* _Stored dataset items_
....
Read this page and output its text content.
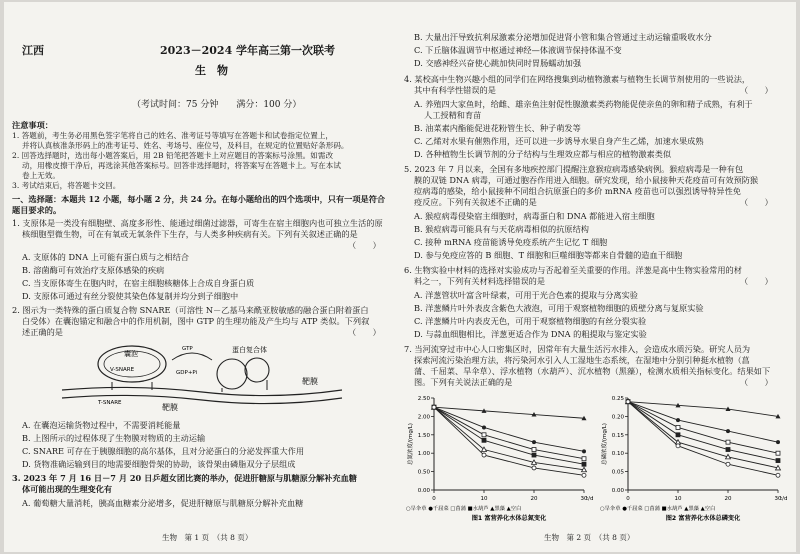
江西	2023－2024 学年高三第一次联考
生　物
（考试时间：75 分钟　　满分：100 分）
注意事项：
1. 答题前，考生务必用黑色签字笔将自己的姓名、准考证号等填写在答题卡和试卷指定位置上，
并将认真核准条形码上的准考证号、姓名、考场号、座位号，及科目，在规定的位置贴好条形码。
2. 回答选择题时，选出每小题答案后，用 2B 铅笔把答题卡上对应题目的答案标号涂黑。如需改
动，用橡皮擦干净后，再选涂其他答案标号。回答非选择题时，将答案写在答题卡上。写在本试
卷上无效。
3. 考试结束后，将答题卡交回。
一、选择题：本题共 12 小题，每小题 2 分，共 24 分。在每小题给出的四个选项中，只有一项是符合
题目要求的。
1. 支原体是一类没有细胞壁、高度多形性、能通过细菌过滤器，可寄生在宿主细胞内也可独立生活的原
核细胞型微生物，可在有氧或无氧条件下生存，与人类多种疾病有关。下列有关叙述正确的是
（　　）
A. 支原体的 DNA 上可能有蛋白质与之相结合
B. 溶菌酶可有效治疗支原体感染的疾病
C. 当支原体寄生在胞内时，在宿主细胞核糖体上合成自身蛋白质
D. 支原体可通过有丝分裂使其染色体复制并均分到子细胞中
2. 图示为一类特殊的蛋白质复合物 SNARE（可溶性 N－乙基马来酰亚胺敏感的融合蛋白附着蛋白
白受体）在囊泡锚定和融合中的作用机制，图中 GTP 的生理功能及产生均与 ATP 类似。下列叙
述正确的是	（　　）
囊泡
V-SNARE
T-SNARE
蛋白复合体
GTP
GDP+Pi
靶膜
靶膜
A. 在囊泡运输货物过程中，不需要消耗能量
B. 上图所示的过程体现了生物膜对物质的主动运输
C. SNARE 可存在于胰腺细胞的高尔基体，且对分泌蛋白的分泌发挥重大作用
D. 货物准确运输到目的地需要细胞骨架的协助，该骨架由磷脂双分子层组成
3. 2023 年 7 月 16 日－7 月 20 日乒超女团比赛的举办，促进肝糖原与肌糖原分解补充血糖
体可能出现的生理变化有
A. 葡萄糖大量消耗，胰高血糖素分泌增多，促进肝糖原与肌糖原分解补充血糖
生物　第 1 页　（共 8 页）
B. 大量出汗导致抗利尿激素分泌增加促进肾小管和集合管通过主动运输重吸收水分
C. 下丘脑体温调节中枢通过神经—体液调节保持体温不变
D. 交感神经兴奋使心跳加快同时胃肠蠕动加强
4. 某校高中生物兴趣小组的同学们在网络搜集到动植物激素与植物生长调节剂使用的一些说法，
其中有科学性错误的是	（　　）
A. 养殖四大家鱼时，给雌、雄亲鱼注射促性腺激素类药物能促使亲鱼的卵和精子成熟，有利于
人工授精和育苗
B. 油菜素内酯能促进花粉管生长、种子萌发等
C. 乙烯对水果有催熟作用，还可以进一步诱导水果自身产生乙烯，加速水果成熟
D. 各种植物生长调节剂的分子结构与生理效应都与相应的植物激素类似
5. 2023 年 7 月以来，全国有多地疾控部门提醒注意猴痘病毒感染病例。猴痘病毒是一种有包
膜的双链 DNA 病毒，可通过胞吞作用进入细胞。研究发现，给小鼠接种天花疫苗可有效预防猴
痘病毒的感染，给小鼠接种不同组合抗原蛋白的多价 mRNA 疫苗也可以强烈诱导特异性免
疫反应。下列有关叙述不正确的是	（　　）
A. 猴痘病毒侵染宿主细胞时，病毒蛋白和 DNA 都能进入宿主细胞
B. 猴痘病毒可能具有与天花病毒相似的抗原结构
C. 接种 mRNA 疫苗能诱导免疫系统产生记忆 T 细胞
D. 参与免疫应答的 B 细胞、T 细胞和巨噬细胞等都来自骨髓的造血干细胞
6. 生物实验中材料的选择对实验成功与否起着至关重要的作用。洋葱是高中生物实验常用的材
料之一，下列有关材料选择错误的是	（　　）
A. 洋葱管状叶富含叶绿素，可用于光合色素的提取与分离实验
B. 洋葱鳞片叶外表皮含紫色大液泡，可用于观察植物细胞的质壁分离与复原实验
C. 洋葱鳞片叶内表皮无色，可用于观察植物细胞的有丝分裂实验
D. 与蒜血细胞相比，洋葱更适合作为 DNA 的粗提取与鉴定实验
7. 当河流穿过市中心人口密集区时，因常年有大量生活污水排入，会造成水质污染。研究人员为
探索河流污染治理方法，将污染河水引入人工湿地生态系统，在湿地中分别引种挺水植物（菖
蒲、千屈菜、旱伞草）、浮水植物（水葫芦）、沉水植物（黑藻），检测水质相关指标变化。结果如下
图。下列有关说法正确的是	（　　）
0.00
0.50
1.00
1.50
2.00
2.50
0	10	20	30
t/d
总氮浓度/(mg/L)
○旱伞草 ●千屈菜 □菖蒲 ■水葫芦 ▲黑藻 ▲空白
图1 富营养化水体总氮变化
0.00
0.05
0.10
0.15
0.20
0.25
0	10	20	30
t/d
总磷浓度/(mg/L)
○旱伞草 ●千屈菜 □菖蒲 ■水葫芦 ▲黑藻 ▲空白
图2 富营养化水体总磷变化
生物　第 2 页　（共 8 页）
....
* _Exercise objective_
Can you restate all the records above word for word while dropping the pictures?

* _Output_
Read this page and output its text content.
江西	2023－2024 学年高三第一次联考
生　物
（考试时间：75 分钟　　满分：100 分）
注意事项：
1. 答题前，考生务必用黑色签字笔将自己的姓名、准考证号等填写在答题卡和试卷指定位置上，
并将认真核准条形码上的准考证号、姓名、考场号、座位号，及科目，在规定的位置贴好条形码。
2. 回答选择题时，选出每小题答案后，用 2B 铅笔把答题卡上对应题目的答案标号涂黑。如需改
动，用橡皮擦干净后，再选涂其他答案标号。回答非选择题时，将答案写在答题卡上。写在本试
卷上无效。
3. 考试结束后，将答题卡交回。
一、选择题：本题共 12 小题，每小题 2 分，共 24 分。在每小题给出的四个选项中，只有一项是符合
题目要求的。
1. 支原体是一类没有细胞壁、高度多形性、能通过细菌过滤器，可寄生在宿主细胞内也可独立生活的原
核细胞型微生物，可在有氧或无氧条件下生存，与人类多种疾病有关。下列有关叙述正确的是
（　　）
A. 支原体的 DNA 上可能有蛋白质与之相结合
B. 溶菌酶可有效治疗支原体感染的疾病
C. 当支原体寄生在胞内时，在宿主细胞核糖体上合成自身蛋白质
D. 支原体可通过有丝分裂使其染色体复制并均分到子细胞中
2. 图示为一类特殊的蛋白质复合物 SNARE（可溶性 N－乙基马来酰亚胺敏感的融合蛋白附着蛋白
白受体）在囊泡锚定和融合中的作用机制，图中 GTP 的生理功能及产生均与 ATP 类似。下列叙
述正确的是	（　　）
囊泡
V-SNARE
T-SNARE
蛋白复合体
GTP
GDP+Pi
靶膜
靶膜
A. 在囊泡运输货物过程中，不需要消耗能量
B. 上图所示的过程体现了生物膜对物质的主动运输
C. SNARE 可存在于胰腺细胞的高尔基体，且对分泌蛋白的分泌发挥重大作用
D. 货物准确运输到目的地需要细胞骨架的协助，该骨架由磷脂双分子层组成
3. 2023 年 7 月 16 日－7 月 20 日乒超女团比赛的举办，促进肝糖原与肌糖原分解补充血糖
体可能出现的生理变化有
A. 葡萄糖大量消耗，胰高血糖素分泌增多，促进肝糖原与肌糖原分解补充血糖
生物　第 1 页　（共 8 页）
B. 大量出汗导致抗利尿激素分泌增加促进肾小管和集合管通过主动运输重吸收水分
C. 下丘脑体温调节中枢通过神经—体液调节保持体温不变
D. 交感神经兴奋使心跳加快同时胃肠蠕动加强
4. 某校高中生物兴趣小组的同学们在网络搜集到动植物激素与植物生长调节剂使用的一些说法，
其中有科学性错误的是	（　　）
A. 养殖四大家鱼时，给雌、雄亲鱼注射促性腺激素类药物能促使亲鱼的卵和精子成熟，有利于
人工授精和育苗
B. 油菜素内酯能促进花粉管生长、种子萌发等
C. 乙烯对水果有催熟作用，还可以进一步诱导水果自身产生乙烯，加速水果成熟
D. 各种植物生长调节剂的分子结构与生理效应都与相应的植物激素类似
5. 2023 年 7 月以来，全国有多地疾控部门提醒注意猴痘病毒感染病例。猴痘病毒是一种有包
膜的双链 DNA 病毒，可通过胞吞作用进入细胞。研究发现，给小鼠接种天花疫苗可有效预防猴
痘病毒的感染，给小鼠接种不同组合抗原蛋白的多价 mRNA 疫苗也可以强烈诱导特异性免
疫反应。下列有关叙述不正确的是	（　　）
A. 猴痘病毒侵染宿主细胞时，病毒蛋白和 DNA 都能进入宿主细胞
B. 猴痘病毒可能具有与天花病毒相似的抗原结构
C. 接种 mRNA 疫苗能诱导免疫系统产生记忆 T 细胞
D. 参与免疫应答的 B 细胞、T 细胞和巨噬细胞等都来自骨髓的造血干细胞
6. 生物实验中材料的选择对实验成功与否起着至关重要的作用。洋葱是高中生物实验常用的材
料之一，下列有关材料选择错误的是	（　　）
A. 洋葱管状叶富含叶绿素，可用于光合色素的提取与分离实验
B. 洋葱鳞片叶外表皮含紫色大液泡，可用于观察植物细胞的质壁分离与复原实验
C. 洋葱鳞片叶内表皮无色，可用于观察植物细胞的有丝分裂实验
D. 与蒜血细胞相比，洋葱更适合作为 DNA 的粗提取与鉴定实验
7. 当河流穿过市中心人口密集区时，因常年有大量生活污水排入，会造成水质污染。研究人员为
探索河流污染治理方法，将污染河水引入人工湿地生态系统，在湿地中分别引种挺水植物（菖
蒲、千屈菜、旱伞草）、浮水植物（水葫芦）、沉水植物（黑藻），检测水质相关指标变化。结果如下
图。下列有关说法正确的是	（　　）
0.00
0.50
1.00
1.50
2.00
2.50
0	10	20	30
t/d
总氮浓度/(mg/L)
○旱伞草 ●千屈菜 □菖蒲 ■水葫芦 ▲黑藻 ▲空白
图1 富营养化水体总氮变化
0.00
0.05
0.10
0.15
0.20
0.25
0	10	20	30
t/d
总磷浓度/(mg/L)
○旱伞草 ●千屈菜 □菖蒲 ■水葫芦 ▲黑藻 ▲空白
图2 富营养化水体总磷变化
生物　第 2 页　（共 8 页）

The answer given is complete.